### Written problem
Count every line that has "Enter" in it and give the total, nothing more.

### Supplied material
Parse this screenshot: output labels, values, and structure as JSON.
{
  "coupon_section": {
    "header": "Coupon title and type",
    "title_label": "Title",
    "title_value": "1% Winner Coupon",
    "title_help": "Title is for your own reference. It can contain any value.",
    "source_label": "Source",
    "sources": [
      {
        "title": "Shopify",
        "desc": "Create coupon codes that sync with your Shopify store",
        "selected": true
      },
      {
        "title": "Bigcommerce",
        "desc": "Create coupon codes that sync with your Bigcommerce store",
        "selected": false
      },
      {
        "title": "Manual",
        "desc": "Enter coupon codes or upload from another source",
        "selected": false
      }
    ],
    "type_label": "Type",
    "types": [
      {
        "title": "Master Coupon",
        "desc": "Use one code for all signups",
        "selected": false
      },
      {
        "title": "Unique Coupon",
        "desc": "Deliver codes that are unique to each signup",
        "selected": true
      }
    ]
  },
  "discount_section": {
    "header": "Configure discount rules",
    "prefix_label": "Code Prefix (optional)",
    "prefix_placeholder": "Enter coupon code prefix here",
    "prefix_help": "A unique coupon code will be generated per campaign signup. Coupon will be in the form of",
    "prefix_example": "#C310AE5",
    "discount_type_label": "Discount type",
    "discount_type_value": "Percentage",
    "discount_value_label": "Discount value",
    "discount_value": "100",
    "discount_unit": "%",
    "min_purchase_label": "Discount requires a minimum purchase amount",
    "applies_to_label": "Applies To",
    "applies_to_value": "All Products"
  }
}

### Solution below
2